= Problem to solve =
Go through the material below and copy all lines with "JSON".

■ ■ ■ ■

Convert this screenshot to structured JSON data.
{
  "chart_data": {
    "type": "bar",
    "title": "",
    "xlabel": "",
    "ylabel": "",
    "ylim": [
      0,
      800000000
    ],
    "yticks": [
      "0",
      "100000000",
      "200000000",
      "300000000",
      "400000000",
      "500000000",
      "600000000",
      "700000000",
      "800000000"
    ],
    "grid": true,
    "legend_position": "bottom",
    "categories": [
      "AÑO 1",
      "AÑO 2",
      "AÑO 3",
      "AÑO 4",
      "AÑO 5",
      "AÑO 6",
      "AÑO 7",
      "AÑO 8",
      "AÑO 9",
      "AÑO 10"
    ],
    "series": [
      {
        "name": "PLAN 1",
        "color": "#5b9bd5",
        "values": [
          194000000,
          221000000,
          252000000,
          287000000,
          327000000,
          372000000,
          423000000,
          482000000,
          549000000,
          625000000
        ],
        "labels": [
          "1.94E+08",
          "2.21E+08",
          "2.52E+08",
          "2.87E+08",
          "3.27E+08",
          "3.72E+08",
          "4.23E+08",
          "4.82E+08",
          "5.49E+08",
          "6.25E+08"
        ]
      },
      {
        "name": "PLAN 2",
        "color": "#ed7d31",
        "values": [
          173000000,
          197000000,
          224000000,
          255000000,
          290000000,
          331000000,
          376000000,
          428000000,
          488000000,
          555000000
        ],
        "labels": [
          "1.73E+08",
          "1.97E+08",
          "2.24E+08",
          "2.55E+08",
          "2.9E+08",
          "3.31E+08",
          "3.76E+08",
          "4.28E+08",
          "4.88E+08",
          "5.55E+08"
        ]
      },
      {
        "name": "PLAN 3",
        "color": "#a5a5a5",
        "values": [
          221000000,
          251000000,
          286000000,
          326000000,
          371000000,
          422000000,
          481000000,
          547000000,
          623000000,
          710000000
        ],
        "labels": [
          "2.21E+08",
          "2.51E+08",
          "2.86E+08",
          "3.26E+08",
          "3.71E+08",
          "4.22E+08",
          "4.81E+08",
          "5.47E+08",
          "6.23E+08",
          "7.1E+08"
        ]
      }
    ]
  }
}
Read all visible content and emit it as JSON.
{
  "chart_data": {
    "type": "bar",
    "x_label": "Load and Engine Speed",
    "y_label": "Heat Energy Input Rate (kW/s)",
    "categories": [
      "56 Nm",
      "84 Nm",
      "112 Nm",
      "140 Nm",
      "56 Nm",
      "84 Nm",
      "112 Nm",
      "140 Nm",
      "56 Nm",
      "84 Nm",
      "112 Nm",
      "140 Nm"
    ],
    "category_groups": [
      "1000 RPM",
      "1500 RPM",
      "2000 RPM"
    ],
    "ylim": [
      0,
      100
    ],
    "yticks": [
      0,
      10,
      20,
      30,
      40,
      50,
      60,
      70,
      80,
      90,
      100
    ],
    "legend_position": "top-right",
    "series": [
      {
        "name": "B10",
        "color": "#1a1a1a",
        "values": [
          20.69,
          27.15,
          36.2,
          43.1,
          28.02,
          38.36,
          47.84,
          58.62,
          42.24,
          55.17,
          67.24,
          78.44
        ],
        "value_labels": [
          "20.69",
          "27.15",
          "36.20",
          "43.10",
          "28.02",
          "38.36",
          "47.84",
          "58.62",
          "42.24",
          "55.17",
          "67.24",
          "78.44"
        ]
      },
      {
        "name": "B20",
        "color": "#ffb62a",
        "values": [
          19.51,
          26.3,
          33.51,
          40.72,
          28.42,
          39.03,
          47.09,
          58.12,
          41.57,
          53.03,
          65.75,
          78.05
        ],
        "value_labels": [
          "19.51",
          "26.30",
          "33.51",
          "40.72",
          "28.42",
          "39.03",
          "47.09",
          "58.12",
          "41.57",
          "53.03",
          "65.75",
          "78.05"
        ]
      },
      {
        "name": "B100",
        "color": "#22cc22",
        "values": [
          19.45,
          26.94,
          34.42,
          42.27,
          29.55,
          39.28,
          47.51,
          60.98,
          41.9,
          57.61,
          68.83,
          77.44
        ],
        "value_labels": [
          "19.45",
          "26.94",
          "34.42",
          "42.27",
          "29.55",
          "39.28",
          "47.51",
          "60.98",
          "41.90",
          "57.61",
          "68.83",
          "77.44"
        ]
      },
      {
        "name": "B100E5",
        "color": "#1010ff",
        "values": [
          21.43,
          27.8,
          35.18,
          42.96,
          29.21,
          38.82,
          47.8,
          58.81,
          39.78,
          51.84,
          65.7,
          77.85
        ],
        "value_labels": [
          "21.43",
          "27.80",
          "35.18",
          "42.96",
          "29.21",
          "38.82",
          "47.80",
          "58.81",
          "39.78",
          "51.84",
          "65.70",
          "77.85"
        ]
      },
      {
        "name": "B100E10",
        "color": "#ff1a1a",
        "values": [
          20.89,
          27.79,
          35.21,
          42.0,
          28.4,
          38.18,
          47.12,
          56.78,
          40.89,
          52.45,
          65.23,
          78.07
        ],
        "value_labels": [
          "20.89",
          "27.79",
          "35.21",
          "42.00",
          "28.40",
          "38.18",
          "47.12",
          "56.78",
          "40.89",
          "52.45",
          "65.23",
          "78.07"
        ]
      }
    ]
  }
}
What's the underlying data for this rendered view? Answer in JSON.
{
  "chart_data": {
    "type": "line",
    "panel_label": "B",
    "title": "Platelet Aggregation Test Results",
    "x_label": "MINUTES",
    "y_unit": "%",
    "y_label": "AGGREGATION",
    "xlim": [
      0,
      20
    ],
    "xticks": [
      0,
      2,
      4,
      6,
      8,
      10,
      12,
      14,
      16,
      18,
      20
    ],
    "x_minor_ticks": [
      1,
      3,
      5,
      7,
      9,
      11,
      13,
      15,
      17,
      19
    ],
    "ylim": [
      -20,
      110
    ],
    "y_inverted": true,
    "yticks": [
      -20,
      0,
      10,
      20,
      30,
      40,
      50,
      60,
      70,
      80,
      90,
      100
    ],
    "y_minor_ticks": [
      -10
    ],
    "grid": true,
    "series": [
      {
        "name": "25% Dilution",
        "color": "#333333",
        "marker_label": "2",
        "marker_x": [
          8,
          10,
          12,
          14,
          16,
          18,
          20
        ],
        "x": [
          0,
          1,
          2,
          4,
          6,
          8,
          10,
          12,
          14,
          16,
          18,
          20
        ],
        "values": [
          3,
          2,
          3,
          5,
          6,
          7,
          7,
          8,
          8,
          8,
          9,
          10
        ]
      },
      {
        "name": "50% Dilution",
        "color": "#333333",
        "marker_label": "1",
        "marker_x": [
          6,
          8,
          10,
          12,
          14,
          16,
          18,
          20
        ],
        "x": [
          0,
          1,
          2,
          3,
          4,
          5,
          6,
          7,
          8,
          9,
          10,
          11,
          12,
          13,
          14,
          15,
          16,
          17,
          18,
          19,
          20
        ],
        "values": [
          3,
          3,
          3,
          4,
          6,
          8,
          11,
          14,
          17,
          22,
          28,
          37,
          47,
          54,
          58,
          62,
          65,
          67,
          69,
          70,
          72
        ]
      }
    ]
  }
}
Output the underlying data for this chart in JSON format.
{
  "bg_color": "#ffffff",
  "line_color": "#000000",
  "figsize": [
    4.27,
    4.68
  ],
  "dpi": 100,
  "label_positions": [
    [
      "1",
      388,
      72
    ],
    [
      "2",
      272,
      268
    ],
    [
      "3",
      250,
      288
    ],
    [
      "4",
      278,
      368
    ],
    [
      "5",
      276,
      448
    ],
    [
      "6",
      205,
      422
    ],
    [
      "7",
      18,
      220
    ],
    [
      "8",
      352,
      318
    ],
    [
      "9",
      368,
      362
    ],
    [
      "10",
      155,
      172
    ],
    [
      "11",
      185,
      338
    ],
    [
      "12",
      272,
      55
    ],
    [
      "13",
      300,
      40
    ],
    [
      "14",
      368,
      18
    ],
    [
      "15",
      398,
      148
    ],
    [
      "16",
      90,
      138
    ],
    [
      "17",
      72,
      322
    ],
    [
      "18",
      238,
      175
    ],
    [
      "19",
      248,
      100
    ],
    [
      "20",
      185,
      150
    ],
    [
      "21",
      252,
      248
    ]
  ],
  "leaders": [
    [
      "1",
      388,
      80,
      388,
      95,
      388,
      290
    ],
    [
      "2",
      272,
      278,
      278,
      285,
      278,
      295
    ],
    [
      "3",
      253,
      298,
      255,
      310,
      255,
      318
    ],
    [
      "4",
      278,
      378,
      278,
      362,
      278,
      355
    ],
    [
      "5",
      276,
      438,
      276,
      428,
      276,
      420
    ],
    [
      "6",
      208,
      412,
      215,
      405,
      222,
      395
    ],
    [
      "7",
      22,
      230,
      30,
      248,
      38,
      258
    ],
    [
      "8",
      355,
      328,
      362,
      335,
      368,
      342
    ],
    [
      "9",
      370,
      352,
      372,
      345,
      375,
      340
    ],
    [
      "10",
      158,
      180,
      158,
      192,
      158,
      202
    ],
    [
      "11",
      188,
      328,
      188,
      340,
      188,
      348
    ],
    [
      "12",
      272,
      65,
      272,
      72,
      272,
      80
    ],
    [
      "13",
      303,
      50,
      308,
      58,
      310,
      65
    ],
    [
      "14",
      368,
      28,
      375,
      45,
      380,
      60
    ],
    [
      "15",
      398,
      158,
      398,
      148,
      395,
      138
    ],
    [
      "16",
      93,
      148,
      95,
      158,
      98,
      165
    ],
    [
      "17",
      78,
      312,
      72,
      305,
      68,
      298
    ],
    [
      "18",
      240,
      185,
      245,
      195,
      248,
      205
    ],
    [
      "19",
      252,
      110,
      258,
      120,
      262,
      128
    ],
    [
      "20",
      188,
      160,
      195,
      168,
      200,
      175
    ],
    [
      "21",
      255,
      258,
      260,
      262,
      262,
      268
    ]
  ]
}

■ ■ ■ ■

= Full output =
Convert this screenshot to structured JSON data.
Read all visible content and emit it as JSON.
What's the underlying data for this rendered view? Answer in JSON.
Output the underlying data for this chart in JSON format.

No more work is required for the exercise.